■ **Stated problem**
Copy the data below exactly.

Data entries
--------------------------------

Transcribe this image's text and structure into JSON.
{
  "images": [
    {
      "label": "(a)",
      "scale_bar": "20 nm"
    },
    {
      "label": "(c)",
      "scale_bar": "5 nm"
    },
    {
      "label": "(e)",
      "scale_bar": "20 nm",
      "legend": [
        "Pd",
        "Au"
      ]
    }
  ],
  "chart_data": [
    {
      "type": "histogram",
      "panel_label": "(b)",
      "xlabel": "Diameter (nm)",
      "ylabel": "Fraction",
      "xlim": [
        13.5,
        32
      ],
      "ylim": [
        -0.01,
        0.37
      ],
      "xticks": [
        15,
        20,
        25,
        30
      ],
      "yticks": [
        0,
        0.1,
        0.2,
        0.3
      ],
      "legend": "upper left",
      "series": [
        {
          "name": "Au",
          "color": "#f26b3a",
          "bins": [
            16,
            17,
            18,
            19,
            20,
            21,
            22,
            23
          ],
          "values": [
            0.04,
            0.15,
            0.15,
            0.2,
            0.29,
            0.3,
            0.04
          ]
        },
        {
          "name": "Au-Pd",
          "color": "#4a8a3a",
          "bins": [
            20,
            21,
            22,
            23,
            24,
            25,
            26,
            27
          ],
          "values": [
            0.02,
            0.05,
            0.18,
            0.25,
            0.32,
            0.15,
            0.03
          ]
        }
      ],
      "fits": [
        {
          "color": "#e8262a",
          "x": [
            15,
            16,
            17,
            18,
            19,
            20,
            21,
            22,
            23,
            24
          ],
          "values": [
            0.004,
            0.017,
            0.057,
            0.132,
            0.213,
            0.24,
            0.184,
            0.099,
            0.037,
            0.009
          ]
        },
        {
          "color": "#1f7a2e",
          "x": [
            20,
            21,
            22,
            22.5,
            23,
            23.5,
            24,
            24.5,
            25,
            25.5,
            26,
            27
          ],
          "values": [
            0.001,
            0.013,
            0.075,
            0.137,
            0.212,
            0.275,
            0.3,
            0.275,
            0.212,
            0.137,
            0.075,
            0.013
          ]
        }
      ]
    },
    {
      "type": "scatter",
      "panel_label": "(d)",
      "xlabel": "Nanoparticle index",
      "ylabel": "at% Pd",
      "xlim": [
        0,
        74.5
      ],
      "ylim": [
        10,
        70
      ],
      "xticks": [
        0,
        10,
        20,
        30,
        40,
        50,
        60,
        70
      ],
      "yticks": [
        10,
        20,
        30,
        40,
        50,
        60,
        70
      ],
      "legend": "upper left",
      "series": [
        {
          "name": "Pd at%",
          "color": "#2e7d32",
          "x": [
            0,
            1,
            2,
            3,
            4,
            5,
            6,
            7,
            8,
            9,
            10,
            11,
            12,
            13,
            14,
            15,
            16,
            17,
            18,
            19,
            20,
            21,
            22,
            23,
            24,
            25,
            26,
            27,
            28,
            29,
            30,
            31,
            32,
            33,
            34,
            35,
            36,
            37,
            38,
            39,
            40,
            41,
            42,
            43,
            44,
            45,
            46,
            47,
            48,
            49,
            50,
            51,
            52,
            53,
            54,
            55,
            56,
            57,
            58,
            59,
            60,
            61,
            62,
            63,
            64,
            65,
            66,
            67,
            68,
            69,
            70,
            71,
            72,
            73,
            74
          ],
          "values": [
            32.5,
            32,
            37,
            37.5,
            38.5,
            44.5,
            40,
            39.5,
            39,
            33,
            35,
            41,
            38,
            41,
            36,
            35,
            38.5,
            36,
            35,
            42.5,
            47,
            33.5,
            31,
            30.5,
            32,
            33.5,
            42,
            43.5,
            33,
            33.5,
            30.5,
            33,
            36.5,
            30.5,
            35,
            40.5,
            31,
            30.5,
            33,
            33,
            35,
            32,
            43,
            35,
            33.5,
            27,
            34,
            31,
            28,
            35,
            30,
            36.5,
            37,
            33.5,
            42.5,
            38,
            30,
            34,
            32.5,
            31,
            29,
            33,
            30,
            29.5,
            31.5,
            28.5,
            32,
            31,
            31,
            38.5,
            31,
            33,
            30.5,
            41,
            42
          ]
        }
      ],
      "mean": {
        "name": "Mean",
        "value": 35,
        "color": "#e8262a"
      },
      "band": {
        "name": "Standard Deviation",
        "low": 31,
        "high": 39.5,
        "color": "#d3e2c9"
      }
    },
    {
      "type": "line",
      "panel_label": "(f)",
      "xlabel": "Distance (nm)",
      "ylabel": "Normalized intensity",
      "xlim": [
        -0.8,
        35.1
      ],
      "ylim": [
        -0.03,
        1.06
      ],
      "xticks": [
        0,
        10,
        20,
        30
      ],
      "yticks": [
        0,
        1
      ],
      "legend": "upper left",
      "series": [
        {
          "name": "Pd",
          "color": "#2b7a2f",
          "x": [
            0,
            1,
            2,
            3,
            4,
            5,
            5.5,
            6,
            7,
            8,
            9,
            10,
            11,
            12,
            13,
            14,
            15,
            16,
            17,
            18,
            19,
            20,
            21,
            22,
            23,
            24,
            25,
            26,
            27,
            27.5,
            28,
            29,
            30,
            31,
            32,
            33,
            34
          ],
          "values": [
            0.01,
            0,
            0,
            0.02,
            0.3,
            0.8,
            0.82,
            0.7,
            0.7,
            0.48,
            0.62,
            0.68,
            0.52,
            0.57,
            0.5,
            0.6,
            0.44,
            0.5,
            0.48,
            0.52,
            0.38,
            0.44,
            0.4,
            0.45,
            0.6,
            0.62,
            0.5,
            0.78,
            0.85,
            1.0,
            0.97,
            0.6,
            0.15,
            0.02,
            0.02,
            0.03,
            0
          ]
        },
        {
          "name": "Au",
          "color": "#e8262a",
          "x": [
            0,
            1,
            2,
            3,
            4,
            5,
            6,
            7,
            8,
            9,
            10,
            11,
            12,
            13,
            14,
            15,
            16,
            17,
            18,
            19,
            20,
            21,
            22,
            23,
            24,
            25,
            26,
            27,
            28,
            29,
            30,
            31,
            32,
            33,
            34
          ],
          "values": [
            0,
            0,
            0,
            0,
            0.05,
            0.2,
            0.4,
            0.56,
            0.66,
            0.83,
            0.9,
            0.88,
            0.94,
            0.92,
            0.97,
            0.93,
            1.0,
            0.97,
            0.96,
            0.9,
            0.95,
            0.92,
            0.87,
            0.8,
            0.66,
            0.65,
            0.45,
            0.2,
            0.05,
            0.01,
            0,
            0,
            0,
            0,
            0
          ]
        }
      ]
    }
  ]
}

--------------------------------

■ **Solution for this exercise**
Transcribe this image's text and structure into JSON.
{
  "images": [
    {
      "label": "(a)",
      "scale_bar": "20 nm"
    },
    {
      "label": "(c)",
      "scale_bar": "5 nm"
    },
    {
      "label": "(e)",
      "scale_bar": "20 nm",
      "legend": [
        "Pd",
        "Au"
      ]
    }
  ],
  "chart_data": [
    {
      "type": "histogram",
      "panel_label": "(b)",
      "xlabel": "Diameter (nm)",
      "ylabel": "Fraction",
      "xlim": [
        13.5,
        32
      ],
      "ylim": [
        -0.01,
        0.37
      ],
      "xticks": [
        15,
        20,
        25,
        30
      ],
      "yticks": [
        0,
        0.1,
        0.2,
        0.3
      ],
      "legend": "upper left",
      "series": [
        {
          "name": "Au",
          "color": "#f26b3a",
          "bins": [
            16,
            17,
            18,
            19,
            20,
            21,
            22,
            23
          ],
          "values": [
            0.04,
            0.15,
            0.15,
            0.2,
            0.29,
            0.3,
            0.04
          ]
        },
        {
          "name": "Au-Pd",
          "color": "#4a8a3a",
          "bins": [
            20,
            21,
            22,
            23,
            24,
            25,
            26,
            27
          ],
          "values": [
            0.02,
            0.05,
            0.18,
            0.25,
            0.32,
            0.15,
            0.03
          ]
        }
      ],
      "fits": [
        {
          "color": "#e8262a",
          "x": [
            15,
            16,
            17,
            18,
            19,
            20,
            21,
            22,
            23,
            24
          ],
          "values": [
            0.004,
            0.017,
            0.057,
            0.132,
            0.213,
            0.24,
            0.184,
            0.099,
            0.037,
            0.009
          ]
        },
        {
          "color": "#1f7a2e",
          "x": [
            20,
            21,
            22,
            22.5,
            23,
            23.5,
            24,
            24.5,
            25,
            25.5,
            26,
            27
          ],
          "values": [
            0.001,
            0.013,
            0.075,
            0.137,
            0.212,
            0.275,
            0.3,
            0.275,
            0.212,
            0.137,
            0.075,
            0.013
          ]
        }
      ]
    },
    {
      "type": "scatter",
      "panel_label": "(d)",
      "xlabel": "Nanoparticle index",
      "ylabel": "at% Pd",
      "xlim": [
        0,
        74.5
      ],
      "ylim": [
        10,
        70
      ],
      "xticks": [
        0,
        10,
        20,
        30,
        40,
        50,
        60,
        70
      ],
      "yticks": [
        10,
        20,
        30,
        40,
        50,
        60,
        70
      ],
      "legend": "upper left",
      "series": [
        {
          "name": "Pd at%",
          "color": "#2e7d32",
          "x": [
            0,
            1,
            2,
            3,
            4,
            5,
            6,
            7,
            8,
            9,
            10,
            11,
            12,
            13,
            14,
            15,
            16,
            17,
            18,
            19,
            20,
            21,
            22,
            23,
            24,
            25,
            26,
            27,
            28,
            29,
            30,
            31,
            32,
            33,
            34,
            35,
            36,
            37,
            38,
            39,
            40,
            41,
            42,
            43,
            44,
            45,
            46,
            47,
            48,
            49,
            50,
            51,
            52,
            53,
            54,
            55,
            56,
            57,
            58,
            59,
            60,
            61,
            62,
            63,
            64,
            65,
            66,
            67,
            68,
            69,
            70,
            71,
            72,
            73,
            74
          ],
          "values": [
            32.5,
            32,
            37,
            37.5,
            38.5,
            44.5,
            40,
            39.5,
            39,
            33,
            35,
            41,
            38,
            41,
            36,
            35,
            38.5,
            36,
            35,
            42.5,
            47,
            33.5,
            31,
            30.5,
            32,
            33.5,
            42,
            43.5,
            33,
            33.5,
            30.5,
            33,
            36.5,
            30.5,
            35,
            40.5,
            31,
            30.5,
            33,
            33,
            35,
            32,
            43,
            35,
            33.5,
            27,
            34,
            31,
            28,
            35,
            30,
            36.5,
            37,
            33.5,
            42.5,
            38,
            30,
            34,
            32.5,
            31,
            29,
            33,
            30,
            29.5,
            31.5,
            28.5,
            32,
            31,
            31,
            38.5,
            31,
            33,
            30.5,
            41,
            42
          ]
        }
      ],
      "mean": {
        "name": "Mean",
        "value": 35,
        "color": "#e8262a"
      },
      "band": {
        "name": "Standard Deviation",
        "low": 31,
        "high": 39.5,
        "color": "#d3e2c9"
      }
    },
    {
      "type": "line",
      "panel_label": "(f)",
      "xlabel": "Distance (nm)",
      "ylabel": "Normalized intensity",
      "xlim": [
        -0.8,
        35.1
      ],
      "ylim": [
        -0.03,
        1.06
      ],
      "xticks": [
        0,
        10,
        20,
        30
      ],
      "yticks": [
        0,
        1
      ],
      "legend": "upper left",
      "series": [
        {
          "name": "Pd",
          "color": "#2b7a2f",
          "x": [
            0,
            1,
            2,
            3,
            4,
            5,
            5.5,
            6,
            7,
            8,
            9,
            10,
            11,
            12,
            13,
            14,
            15,
            16,
            17,
            18,
            19,
            20,
            21,
            22,
            23,
            24,
            25,
            26,
            27,
            27.5,
            28,
            29,
            30,
            31,
            32,
            33,
            34
          ],
          "values": [
            0.01,
            0,
            0,
            0.02,
            0.3,
            0.8,
            0.82,
            0.7,
            0.7,
            0.48,
            0.62,
            0.68,
            0.52,
            0.57,
            0.5,
            0.6,
            0.44,
            0.5,
            0.48,
            0.52,
            0.38,
            0.44,
            0.4,
            0.45,
            0.6,
            0.62,
            0.5,
            0.78,
            0.85,
            1.0,
            0.97,
            0.6,
            0.15,
            0.02,
            0.02,
            0.03,
            0
          ]
        },
        {
          "name": "Au",
          "color": "#e8262a",
          "x": [
            0,
            1,
            2,
            3,
            4,
            5,
            6,
            7,
            8,
            9,
            10,
            11,
            12,
            13,
            14,
            15,
            16,
            17,
            18,
            19,
            20,
            21,
            22,
            23,
            24,
            25,
            26,
            27,
            28,
            29,
            30,
            31,
            32,
            33,
            34
          ],
          "values": [
            0,
            0,
            0,
            0,
            0.05,
            0.2,
            0.4,
            0.56,
            0.66,
            0.83,
            0.9,
            0.88,
            0.94,
            0.92,
            0.97,
            0.93,
            1.0,
            0.97,
            0.96,
            0.9,
            0.95,
            0.92,
            0.87,
            0.8,
            0.66,
            0.65,
            0.45,
            0.2,
            0.05,
            0.01,
            0,
            0,
            0,
            0,
            0
          ]
        }
      ]
    }
  ]
}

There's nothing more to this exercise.